Repeat the listing in full, word for word.

##### Records for the exercise #####

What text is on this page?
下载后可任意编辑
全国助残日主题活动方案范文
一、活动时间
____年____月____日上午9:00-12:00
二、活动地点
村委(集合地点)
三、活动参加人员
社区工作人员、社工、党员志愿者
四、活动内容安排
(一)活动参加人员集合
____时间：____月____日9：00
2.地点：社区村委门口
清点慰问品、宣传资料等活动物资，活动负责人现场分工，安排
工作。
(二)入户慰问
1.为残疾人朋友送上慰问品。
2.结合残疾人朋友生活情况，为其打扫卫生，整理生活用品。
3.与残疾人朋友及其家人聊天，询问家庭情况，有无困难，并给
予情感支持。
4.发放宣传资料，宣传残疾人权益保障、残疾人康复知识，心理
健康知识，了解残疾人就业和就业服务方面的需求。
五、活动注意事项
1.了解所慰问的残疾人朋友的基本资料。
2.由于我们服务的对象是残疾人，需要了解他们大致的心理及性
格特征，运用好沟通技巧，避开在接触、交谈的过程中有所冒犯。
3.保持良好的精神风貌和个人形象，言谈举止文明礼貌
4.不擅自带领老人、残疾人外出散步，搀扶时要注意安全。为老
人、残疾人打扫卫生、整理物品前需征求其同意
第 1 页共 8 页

#####

Exercise answer
What text is on this page?
下载后可任意编辑
全国助残日主题活动方案范文
一、活动时间
____年____月____日上午9:00-12:00
二、活动地点
村委(集合地点)
三、活动参加人员
社区工作人员、社工、党员志愿者
四、活动内容安排
(一)活动参加人员集合
____时间：____月____日9：00
2.地点：社区村委门口
清点慰问品、宣传资料等活动物资，活动负责人现场分工，安排
工作。
(二)入户慰问
1.为残疾人朋友送上慰问品。
2.结合残疾人朋友生活情况，为其打扫卫生，整理生活用品。
3.与残疾人朋友及其家人聊天，询问家庭情况，有无困难，并给
予情感支持。
4.发放宣传资料，宣传残疾人权益保障、残疾人康复知识，心理
健康知识，了解残疾人就业和就业服务方面的需求。
五、活动注意事项
1.了解所慰问的残疾人朋友的基本资料。
2.由于我们服务的对象是残疾人，需要了解他们大致的心理及性
格特征，运用好沟通技巧，避开在接触、交谈的过程中有所冒犯。
3.保持良好的精神风貌和个人形象，言谈举止文明礼貌
4.不擅自带领老人、残疾人外出散步，搀扶时要注意安全。为老
人、残疾人打扫卫生、整理物品前需征求其同意
第 1 页共 8 页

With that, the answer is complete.